- **THE PROBLEM**: From the line containing "Read this page and output its text content." through the last line of the data, return those lines exactly as written and nothing more.

- **INPUT**:
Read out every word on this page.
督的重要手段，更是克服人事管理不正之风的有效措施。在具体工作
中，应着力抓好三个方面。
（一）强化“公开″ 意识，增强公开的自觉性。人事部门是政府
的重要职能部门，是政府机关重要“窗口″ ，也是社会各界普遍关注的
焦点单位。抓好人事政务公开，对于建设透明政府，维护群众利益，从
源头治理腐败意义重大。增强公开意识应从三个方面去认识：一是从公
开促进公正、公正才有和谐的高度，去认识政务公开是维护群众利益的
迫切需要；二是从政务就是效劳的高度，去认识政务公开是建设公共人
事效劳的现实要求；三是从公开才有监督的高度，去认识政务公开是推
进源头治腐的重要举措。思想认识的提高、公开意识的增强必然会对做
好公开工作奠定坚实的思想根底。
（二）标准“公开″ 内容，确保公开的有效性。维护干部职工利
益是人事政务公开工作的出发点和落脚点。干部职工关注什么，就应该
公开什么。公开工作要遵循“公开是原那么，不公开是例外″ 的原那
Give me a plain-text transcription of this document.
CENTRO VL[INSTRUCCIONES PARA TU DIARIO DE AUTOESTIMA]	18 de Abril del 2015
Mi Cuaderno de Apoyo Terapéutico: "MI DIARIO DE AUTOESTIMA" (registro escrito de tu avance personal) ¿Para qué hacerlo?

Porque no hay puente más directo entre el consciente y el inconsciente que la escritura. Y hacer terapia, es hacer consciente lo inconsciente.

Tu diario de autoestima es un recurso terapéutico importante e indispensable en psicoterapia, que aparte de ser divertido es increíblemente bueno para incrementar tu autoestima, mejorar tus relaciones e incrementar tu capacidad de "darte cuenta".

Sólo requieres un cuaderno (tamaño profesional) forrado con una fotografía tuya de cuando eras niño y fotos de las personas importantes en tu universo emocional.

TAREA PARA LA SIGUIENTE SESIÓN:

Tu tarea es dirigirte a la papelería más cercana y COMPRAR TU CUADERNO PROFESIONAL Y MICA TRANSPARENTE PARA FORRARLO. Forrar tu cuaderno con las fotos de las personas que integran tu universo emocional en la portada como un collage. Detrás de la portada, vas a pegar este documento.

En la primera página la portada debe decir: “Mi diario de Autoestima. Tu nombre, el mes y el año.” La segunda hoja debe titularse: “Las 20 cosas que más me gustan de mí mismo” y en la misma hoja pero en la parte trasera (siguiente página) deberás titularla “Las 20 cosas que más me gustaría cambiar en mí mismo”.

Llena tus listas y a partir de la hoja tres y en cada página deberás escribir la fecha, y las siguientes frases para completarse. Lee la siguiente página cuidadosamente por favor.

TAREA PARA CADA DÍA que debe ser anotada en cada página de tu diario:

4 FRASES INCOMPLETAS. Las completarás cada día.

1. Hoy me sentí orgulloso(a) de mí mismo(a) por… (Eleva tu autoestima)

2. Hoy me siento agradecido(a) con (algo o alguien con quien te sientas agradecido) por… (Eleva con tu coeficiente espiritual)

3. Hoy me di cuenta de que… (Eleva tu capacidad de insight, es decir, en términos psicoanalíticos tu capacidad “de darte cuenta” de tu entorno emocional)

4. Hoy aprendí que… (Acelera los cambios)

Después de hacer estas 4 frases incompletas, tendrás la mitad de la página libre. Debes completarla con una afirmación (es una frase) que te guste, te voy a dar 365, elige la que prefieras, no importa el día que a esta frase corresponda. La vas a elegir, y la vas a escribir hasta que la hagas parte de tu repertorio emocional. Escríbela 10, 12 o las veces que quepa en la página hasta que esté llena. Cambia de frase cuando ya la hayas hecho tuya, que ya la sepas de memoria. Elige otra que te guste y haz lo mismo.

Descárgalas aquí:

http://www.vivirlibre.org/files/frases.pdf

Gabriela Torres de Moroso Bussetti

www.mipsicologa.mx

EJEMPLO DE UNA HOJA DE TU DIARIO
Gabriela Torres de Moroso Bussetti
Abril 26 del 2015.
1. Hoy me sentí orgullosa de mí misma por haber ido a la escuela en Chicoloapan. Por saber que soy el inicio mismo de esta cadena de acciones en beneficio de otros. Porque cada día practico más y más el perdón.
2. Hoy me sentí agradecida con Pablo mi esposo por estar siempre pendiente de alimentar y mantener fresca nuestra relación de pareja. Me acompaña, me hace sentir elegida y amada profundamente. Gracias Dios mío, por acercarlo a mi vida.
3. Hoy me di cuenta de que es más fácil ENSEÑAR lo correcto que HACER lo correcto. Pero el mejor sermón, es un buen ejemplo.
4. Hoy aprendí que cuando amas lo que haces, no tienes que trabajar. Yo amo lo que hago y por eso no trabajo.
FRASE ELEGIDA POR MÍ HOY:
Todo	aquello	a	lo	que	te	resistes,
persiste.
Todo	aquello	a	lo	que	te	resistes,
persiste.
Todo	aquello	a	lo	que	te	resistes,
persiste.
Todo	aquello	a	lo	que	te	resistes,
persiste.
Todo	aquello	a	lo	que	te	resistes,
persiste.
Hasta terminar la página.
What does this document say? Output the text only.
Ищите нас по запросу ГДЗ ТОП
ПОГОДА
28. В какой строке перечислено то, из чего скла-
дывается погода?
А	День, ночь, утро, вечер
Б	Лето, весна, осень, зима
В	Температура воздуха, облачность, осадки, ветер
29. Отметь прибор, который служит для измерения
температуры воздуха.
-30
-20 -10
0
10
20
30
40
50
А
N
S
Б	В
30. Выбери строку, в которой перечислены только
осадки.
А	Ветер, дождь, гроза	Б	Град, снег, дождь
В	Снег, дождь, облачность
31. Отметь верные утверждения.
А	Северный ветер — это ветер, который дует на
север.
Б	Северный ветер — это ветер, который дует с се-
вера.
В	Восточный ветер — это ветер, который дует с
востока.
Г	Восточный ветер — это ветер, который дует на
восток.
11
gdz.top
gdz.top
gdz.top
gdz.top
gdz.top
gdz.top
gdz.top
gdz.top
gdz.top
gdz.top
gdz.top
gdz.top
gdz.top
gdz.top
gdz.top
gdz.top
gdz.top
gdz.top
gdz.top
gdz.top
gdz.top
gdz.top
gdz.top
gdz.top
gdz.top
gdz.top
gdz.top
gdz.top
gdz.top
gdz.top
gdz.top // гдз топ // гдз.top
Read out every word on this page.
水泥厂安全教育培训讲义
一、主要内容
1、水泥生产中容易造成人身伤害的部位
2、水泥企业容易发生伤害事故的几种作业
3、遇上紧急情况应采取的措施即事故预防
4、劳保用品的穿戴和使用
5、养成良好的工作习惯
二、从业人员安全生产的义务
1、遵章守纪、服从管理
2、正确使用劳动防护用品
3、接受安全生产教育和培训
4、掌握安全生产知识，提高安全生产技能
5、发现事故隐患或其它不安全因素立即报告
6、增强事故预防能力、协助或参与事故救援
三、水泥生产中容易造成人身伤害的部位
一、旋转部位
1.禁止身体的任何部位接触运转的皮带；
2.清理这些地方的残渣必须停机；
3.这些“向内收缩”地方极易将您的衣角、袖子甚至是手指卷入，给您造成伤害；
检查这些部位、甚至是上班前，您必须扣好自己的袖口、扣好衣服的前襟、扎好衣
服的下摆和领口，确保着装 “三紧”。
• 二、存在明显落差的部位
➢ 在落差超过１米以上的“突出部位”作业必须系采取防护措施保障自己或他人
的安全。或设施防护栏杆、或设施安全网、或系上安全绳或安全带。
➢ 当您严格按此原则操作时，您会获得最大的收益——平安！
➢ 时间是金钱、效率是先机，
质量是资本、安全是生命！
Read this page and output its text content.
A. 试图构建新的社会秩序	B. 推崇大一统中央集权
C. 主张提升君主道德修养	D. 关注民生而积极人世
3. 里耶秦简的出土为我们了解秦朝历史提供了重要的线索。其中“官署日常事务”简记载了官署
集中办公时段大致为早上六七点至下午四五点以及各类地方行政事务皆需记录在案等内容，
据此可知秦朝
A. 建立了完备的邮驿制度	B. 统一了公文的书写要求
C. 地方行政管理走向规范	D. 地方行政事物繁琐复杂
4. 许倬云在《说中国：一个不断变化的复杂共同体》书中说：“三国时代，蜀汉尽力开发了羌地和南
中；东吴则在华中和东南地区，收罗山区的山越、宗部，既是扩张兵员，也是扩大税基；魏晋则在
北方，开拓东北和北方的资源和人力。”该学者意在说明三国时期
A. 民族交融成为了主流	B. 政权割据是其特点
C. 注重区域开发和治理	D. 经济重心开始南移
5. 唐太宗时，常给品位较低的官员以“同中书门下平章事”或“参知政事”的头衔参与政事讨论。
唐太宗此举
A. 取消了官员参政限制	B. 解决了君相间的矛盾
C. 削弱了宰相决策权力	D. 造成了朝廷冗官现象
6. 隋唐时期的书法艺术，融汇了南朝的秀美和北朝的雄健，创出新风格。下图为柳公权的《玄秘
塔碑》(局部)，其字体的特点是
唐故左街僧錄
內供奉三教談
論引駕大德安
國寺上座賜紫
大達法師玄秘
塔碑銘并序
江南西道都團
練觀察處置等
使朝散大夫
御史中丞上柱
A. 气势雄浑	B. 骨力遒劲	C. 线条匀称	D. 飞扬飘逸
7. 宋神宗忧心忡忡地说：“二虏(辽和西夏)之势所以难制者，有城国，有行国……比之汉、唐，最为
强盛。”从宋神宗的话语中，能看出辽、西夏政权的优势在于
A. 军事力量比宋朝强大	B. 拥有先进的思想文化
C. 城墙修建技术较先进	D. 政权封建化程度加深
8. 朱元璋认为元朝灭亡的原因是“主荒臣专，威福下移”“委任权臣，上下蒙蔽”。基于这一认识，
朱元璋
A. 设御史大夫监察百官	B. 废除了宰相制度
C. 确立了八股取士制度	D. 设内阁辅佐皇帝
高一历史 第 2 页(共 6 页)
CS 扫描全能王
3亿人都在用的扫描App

- **COMPLETE OUTPUT**:
Read this page and output its text content.
A. 试图构建新的社会秩序	B. 推崇大一统中央集权
C. 主张提升君主道德修养	D. 关注民生而积极人世
3. 里耶秦简的出土为我们了解秦朝历史提供了重要的线索。其中“官署日常事务”简记载了官署
集中办公时段大致为早上六七点至下午四五点以及各类地方行政事务皆需记录在案等内容，
据此可知秦朝
A. 建立了完备的邮驿制度	B. 统一了公文的书写要求
C. 地方行政管理走向规范	D. 地方行政事物繁琐复杂
4. 许倬云在《说中国：一个不断变化的复杂共同体》书中说：“三国时代，蜀汉尽力开发了羌地和南
中；东吴则在华中和东南地区，收罗山区的山越、宗部，既是扩张兵员，也是扩大税基；魏晋则在
北方，开拓东北和北方的资源和人力。”该学者意在说明三国时期
A. 民族交融成为了主流	B. 政权割据是其特点
C. 注重区域开发和治理	D. 经济重心开始南移
5. 唐太宗时，常给品位较低的官员以“同中书门下平章事”或“参知政事”的头衔参与政事讨论。
唐太宗此举
A. 取消了官员参政限制	B. 解决了君相间的矛盾
C. 削弱了宰相决策权力	D. 造成了朝廷冗官现象
6. 隋唐时期的书法艺术，融汇了南朝的秀美和北朝的雄健，创出新风格。下图为柳公权的《玄秘
塔碑》(局部)，其字体的特点是
唐故左街僧錄
內供奉三教談
論引駕大德安
國寺上座賜紫
大達法師玄秘
塔碑銘并序
江南西道都團
練觀察處置等
使朝散大夫
御史中丞上柱
A. 气势雄浑	B. 骨力遒劲	C. 线条匀称	D. 飞扬飘逸
7. 宋神宗忧心忡忡地说：“二虏(辽和西夏)之势所以难制者，有城国，有行国……比之汉、唐，最为
强盛。”从宋神宗的话语中，能看出辽、西夏政权的优势在于
A. 军事力量比宋朝强大	B. 拥有先进的思想文化
C. 城墙修建技术较先进	D. 政权封建化程度加深
8. 朱元璋认为元朝灭亡的原因是“主荒臣专，威福下移”“委任权臣，上下蒙蔽”。基于这一认识，
朱元璋
A. 设御史大夫监察百官	B. 废除了宰相制度
C. 确立了八股取士制度	D. 设内阁辅佐皇帝
高一历史 第 2 页(共 6 页)
CS 扫描全能王
3亿人都在用的扫描App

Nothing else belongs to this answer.